_WHAT YOU HAVE TO DO_. Copy out every line exactly, passing over the pictures.

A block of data
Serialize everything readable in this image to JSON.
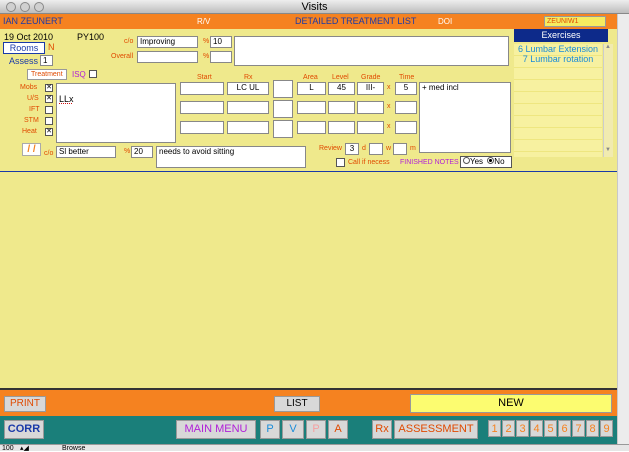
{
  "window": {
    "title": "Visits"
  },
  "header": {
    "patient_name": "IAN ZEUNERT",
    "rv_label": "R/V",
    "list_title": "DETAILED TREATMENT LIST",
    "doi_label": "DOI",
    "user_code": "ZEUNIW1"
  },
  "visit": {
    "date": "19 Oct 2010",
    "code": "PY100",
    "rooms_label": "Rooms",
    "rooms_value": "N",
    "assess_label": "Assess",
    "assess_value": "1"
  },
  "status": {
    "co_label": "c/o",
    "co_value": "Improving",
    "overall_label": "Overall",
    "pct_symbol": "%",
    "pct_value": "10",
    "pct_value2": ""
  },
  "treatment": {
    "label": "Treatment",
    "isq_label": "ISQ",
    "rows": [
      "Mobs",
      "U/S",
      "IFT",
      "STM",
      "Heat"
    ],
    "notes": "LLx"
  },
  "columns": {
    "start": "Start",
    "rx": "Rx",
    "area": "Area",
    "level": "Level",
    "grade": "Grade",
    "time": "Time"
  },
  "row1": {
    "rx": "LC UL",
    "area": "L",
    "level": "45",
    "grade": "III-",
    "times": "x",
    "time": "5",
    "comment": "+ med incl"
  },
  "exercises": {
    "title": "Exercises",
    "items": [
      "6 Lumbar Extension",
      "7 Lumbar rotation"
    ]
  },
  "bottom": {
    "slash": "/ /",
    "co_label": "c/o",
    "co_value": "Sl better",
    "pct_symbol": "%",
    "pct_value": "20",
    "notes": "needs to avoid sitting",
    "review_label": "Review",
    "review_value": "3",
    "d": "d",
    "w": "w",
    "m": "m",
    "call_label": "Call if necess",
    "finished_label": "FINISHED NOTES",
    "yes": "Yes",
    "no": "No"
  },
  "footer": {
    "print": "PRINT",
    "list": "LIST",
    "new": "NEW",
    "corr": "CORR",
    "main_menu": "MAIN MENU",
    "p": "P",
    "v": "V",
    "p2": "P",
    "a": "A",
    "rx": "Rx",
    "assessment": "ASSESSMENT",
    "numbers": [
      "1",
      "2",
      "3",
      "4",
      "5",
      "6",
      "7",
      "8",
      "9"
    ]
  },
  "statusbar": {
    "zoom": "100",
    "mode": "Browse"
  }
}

_ANSWER TO THE EXERCISE_.
Serialize everything readable in this image to JSON.
{
  "window": {
    "title": "Visits"
  },
  "header": {
    "patient_name": "IAN ZEUNERT",
    "rv_label": "R/V",
    "list_title": "DETAILED TREATMENT LIST",
    "doi_label": "DOI",
    "user_code": "ZEUNIW1"
  },
  "visit": {
    "date": "19 Oct 2010",
    "code": "PY100",
    "rooms_label": "Rooms",
    "rooms_value": "N",
    "assess_label": "Assess",
    "assess_value": "1"
  },
  "status": {
    "co_label": "c/o",
    "co_value": "Improving",
    "overall_label": "Overall",
    "pct_symbol": "%",
    "pct_value": "10",
    "pct_value2": ""
  },
  "treatment": {
    "label": "Treatment",
    "isq_label": "ISQ",
    "rows": [
      "Mobs",
      "U/S",
      "IFT",
      "STM",
      "Heat"
    ],
    "notes": "LLx"
  },
  "columns": {
    "start": "Start",
    "rx": "Rx",
    "area": "Area",
    "level": "Level",
    "grade": "Grade",
    "time": "Time"
  },
  "row1": {
    "rx": "LC UL",
    "area": "L",
    "level": "45",
    "grade": "III-",
    "times": "x",
    "time": "5",
    "comment": "+ med incl"
  },
  "exercises": {
    "title": "Exercises",
    "items": [
      "6 Lumbar Extension",
      "7 Lumbar rotation"
    ]
  },
  "bottom": {
    "slash": "/ /",
    "co_label": "c/o",
    "co_value": "Sl better",
    "pct_symbol": "%",
    "pct_value": "20",
    "notes": "needs to avoid sitting",
    "review_label": "Review",
    "review_value": "3",
    "d": "d",
    "w": "w",
    "m": "m",
    "call_label": "Call if necess",
    "finished_label": "FINISHED NOTES",
    "yes": "Yes",
    "no": "No"
  },
  "footer": {
    "print": "PRINT",
    "list": "LIST",
    "new": "NEW",
    "corr": "CORR",
    "main_menu": "MAIN MENU",
    "p": "P",
    "v": "V",
    "p2": "P",
    "a": "A",
    "rx": "Rx",
    "assessment": "ASSESSMENT",
    "numbers": [
      "1",
      "2",
      "3",
      "4",
      "5",
      "6",
      "7",
      "8",
      "9"
    ]
  },
  "statusbar": {
    "zoom": "100",
    "mode": "Browse"
  }
}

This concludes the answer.